■ Your instructions
Pick out the lines in the listing below that contain the word "balance" and copy them.

===== Task data

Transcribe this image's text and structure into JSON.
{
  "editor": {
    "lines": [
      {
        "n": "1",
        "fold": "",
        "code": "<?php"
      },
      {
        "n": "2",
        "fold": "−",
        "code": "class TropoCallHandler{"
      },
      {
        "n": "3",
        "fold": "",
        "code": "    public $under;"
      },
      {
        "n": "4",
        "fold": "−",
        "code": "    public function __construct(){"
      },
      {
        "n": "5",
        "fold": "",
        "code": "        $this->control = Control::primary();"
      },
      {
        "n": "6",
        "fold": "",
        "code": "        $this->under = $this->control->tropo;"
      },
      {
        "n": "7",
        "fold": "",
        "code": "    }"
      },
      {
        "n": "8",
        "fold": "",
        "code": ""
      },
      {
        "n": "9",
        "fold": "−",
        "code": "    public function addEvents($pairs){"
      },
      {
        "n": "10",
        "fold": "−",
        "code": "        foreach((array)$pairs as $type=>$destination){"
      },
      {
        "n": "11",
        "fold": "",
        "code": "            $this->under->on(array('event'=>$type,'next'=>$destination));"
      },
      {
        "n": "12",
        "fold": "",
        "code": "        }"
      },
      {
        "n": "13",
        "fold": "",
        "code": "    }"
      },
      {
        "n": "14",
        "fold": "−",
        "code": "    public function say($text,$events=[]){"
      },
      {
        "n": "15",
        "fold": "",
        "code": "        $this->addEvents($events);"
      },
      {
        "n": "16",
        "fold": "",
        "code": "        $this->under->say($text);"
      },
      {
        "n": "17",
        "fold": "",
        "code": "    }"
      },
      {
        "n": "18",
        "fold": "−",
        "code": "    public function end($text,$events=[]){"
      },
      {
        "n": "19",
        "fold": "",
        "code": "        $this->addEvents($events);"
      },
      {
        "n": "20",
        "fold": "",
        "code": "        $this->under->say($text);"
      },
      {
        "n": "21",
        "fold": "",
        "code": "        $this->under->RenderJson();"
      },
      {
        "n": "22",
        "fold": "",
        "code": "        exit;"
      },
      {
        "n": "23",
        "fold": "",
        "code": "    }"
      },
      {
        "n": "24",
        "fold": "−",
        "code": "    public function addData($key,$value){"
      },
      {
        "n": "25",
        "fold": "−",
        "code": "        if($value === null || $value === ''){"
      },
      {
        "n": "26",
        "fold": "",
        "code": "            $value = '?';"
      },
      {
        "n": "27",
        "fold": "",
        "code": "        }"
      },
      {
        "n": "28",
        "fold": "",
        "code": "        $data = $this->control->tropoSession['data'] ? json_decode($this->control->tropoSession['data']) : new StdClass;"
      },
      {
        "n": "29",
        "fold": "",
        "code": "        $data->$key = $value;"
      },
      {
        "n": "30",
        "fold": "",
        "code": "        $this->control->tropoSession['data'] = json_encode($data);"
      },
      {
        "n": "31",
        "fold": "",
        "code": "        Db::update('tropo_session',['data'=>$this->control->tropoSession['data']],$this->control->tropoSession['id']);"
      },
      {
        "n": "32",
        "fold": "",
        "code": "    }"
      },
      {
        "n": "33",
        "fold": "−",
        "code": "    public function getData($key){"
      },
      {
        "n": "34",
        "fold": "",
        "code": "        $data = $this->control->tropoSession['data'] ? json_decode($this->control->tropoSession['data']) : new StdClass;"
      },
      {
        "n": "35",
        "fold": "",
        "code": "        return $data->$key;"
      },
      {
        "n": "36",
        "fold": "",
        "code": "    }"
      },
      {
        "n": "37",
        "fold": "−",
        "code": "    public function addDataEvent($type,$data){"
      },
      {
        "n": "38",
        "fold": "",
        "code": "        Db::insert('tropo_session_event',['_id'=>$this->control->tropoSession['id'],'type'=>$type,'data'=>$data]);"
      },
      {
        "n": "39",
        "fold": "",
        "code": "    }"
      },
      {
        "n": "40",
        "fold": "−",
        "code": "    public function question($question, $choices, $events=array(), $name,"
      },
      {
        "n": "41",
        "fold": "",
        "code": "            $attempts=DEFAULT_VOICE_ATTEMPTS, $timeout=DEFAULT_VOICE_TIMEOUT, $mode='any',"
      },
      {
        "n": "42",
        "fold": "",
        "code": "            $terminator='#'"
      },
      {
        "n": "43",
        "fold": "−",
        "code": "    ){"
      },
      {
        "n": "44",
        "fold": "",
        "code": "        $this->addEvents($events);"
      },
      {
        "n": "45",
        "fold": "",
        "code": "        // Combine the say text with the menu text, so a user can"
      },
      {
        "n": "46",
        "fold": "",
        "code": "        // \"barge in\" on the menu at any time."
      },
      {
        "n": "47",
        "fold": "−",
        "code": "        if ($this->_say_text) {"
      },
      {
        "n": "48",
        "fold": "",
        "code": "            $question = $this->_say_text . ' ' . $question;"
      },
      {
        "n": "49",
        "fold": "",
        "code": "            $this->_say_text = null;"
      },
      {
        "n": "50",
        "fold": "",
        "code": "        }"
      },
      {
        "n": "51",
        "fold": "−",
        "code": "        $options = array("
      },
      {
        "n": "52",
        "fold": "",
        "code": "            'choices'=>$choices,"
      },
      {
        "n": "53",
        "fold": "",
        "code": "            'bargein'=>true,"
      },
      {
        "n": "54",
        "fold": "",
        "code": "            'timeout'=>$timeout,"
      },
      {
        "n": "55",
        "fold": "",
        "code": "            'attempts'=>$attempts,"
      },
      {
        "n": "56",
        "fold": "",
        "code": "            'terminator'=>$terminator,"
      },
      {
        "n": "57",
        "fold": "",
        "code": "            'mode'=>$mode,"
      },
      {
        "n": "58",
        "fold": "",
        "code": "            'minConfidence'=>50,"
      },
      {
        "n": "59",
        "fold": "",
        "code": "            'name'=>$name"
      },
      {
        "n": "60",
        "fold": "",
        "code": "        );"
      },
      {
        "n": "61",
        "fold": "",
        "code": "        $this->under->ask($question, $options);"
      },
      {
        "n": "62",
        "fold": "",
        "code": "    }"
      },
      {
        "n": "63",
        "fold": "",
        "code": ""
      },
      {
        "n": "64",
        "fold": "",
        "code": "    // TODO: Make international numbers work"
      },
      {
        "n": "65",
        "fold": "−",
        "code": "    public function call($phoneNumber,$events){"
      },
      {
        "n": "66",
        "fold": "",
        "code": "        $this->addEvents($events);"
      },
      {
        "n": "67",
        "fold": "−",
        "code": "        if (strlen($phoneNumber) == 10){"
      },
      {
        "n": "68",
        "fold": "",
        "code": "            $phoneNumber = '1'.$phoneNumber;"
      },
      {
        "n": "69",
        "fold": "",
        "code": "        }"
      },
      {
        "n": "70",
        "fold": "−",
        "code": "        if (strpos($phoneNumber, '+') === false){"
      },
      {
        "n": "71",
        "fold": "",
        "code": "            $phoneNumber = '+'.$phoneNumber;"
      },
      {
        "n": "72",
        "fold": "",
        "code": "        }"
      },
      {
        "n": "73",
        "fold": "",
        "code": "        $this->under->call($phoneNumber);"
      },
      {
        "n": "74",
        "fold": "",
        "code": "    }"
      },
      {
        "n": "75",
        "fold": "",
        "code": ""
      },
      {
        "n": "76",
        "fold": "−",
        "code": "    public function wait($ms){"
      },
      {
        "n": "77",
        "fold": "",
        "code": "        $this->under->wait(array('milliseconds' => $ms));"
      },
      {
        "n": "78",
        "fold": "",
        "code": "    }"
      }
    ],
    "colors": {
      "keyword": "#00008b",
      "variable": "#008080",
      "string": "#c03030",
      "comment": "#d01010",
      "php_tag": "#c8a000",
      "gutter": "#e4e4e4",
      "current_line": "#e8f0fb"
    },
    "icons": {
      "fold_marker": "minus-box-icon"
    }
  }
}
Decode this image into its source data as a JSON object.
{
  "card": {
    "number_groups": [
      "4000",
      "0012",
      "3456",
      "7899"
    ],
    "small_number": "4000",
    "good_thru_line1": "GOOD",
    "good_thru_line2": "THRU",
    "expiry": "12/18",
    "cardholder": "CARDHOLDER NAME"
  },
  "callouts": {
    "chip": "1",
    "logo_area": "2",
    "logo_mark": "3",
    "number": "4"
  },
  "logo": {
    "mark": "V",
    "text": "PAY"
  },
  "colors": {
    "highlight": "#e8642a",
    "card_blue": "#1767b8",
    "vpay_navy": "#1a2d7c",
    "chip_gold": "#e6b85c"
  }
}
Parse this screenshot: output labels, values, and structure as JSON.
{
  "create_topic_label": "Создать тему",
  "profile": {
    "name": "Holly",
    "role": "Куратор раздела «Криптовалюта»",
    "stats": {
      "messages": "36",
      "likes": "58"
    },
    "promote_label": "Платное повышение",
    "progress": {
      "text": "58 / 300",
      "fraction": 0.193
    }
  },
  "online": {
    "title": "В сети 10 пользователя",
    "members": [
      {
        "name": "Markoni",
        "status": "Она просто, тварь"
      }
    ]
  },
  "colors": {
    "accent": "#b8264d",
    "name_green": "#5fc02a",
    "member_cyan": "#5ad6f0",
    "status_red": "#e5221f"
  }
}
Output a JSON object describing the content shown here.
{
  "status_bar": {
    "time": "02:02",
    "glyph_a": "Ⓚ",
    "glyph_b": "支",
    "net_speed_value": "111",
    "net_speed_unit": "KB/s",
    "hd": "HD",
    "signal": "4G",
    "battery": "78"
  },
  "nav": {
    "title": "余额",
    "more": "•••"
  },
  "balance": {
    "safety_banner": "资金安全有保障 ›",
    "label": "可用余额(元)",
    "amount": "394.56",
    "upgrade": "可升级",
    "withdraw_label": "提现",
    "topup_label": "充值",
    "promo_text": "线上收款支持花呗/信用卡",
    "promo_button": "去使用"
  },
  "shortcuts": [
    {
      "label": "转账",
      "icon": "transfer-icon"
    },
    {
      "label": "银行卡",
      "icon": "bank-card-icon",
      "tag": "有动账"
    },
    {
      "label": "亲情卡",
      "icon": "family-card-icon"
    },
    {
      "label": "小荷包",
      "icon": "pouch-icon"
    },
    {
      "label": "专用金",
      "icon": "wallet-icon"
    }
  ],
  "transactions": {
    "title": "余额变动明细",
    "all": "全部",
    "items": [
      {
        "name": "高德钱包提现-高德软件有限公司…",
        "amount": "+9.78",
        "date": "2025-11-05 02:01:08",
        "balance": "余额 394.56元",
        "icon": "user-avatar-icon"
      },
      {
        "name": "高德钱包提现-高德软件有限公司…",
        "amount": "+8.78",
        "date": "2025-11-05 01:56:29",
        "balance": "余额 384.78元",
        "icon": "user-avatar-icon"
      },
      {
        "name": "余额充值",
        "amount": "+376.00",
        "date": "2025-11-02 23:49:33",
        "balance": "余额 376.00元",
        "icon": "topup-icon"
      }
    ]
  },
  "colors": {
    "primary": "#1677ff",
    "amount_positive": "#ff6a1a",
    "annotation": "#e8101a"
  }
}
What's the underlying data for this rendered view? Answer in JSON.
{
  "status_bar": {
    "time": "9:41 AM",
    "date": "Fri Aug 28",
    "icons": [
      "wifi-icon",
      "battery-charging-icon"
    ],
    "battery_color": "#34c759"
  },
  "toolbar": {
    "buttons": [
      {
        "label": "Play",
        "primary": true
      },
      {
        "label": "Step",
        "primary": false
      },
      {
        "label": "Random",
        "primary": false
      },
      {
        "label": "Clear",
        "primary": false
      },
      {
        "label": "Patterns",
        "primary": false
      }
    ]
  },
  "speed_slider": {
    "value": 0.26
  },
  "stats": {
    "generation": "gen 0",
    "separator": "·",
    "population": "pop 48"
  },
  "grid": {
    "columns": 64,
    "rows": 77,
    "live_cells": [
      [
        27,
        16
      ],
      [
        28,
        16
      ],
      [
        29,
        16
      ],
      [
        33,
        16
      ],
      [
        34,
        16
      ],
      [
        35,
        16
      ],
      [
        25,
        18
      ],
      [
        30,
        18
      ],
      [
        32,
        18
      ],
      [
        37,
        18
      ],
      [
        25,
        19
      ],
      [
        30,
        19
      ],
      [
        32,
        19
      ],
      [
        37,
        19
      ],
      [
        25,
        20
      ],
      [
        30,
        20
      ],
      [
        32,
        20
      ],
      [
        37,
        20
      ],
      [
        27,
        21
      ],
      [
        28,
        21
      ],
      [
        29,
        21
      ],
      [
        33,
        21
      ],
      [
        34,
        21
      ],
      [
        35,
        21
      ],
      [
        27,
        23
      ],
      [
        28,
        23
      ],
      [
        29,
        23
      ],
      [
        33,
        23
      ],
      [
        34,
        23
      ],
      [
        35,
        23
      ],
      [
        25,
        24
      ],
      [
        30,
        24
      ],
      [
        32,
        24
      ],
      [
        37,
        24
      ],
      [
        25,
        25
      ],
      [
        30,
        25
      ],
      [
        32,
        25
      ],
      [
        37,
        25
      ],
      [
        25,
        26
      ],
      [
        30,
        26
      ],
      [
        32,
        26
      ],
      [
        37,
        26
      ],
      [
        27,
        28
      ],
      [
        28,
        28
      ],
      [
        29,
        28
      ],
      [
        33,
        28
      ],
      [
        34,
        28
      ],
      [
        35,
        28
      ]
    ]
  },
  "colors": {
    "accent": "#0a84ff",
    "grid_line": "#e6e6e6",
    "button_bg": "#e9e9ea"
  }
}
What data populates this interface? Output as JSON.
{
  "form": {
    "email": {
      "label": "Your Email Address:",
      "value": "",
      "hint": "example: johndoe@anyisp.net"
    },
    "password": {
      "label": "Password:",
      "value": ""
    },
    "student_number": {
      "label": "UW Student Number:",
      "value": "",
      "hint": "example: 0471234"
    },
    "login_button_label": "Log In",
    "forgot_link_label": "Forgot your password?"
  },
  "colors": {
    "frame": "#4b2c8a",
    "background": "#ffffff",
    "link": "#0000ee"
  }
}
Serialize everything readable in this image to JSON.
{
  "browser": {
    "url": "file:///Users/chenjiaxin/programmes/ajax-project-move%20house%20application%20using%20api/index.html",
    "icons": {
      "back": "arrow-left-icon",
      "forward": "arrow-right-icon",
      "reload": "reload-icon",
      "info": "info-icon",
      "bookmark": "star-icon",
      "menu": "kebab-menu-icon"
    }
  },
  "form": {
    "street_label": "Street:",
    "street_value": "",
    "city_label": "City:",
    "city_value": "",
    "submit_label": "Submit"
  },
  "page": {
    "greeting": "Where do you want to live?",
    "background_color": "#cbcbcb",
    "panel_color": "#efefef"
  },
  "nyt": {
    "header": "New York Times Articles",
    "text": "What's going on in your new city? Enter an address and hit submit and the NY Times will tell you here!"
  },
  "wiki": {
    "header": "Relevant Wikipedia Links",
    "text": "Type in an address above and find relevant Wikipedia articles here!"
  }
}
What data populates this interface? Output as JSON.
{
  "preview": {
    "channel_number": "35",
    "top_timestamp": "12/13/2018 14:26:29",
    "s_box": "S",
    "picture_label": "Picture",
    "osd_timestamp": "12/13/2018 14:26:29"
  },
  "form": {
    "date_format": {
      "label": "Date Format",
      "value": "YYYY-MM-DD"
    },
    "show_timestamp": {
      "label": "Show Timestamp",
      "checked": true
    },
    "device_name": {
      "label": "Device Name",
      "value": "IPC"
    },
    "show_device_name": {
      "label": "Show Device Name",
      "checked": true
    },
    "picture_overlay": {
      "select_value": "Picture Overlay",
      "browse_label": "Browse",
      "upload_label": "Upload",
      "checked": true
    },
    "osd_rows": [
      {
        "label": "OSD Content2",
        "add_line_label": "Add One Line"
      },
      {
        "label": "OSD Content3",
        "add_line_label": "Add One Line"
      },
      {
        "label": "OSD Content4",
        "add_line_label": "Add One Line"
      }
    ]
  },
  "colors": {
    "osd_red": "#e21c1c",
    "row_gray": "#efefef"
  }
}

==========

■ Correct result
  "balance": {
        "balance": "余额 394.56元",
        "balance": "余额 384.78元",
        "balance": "余额 376.00元",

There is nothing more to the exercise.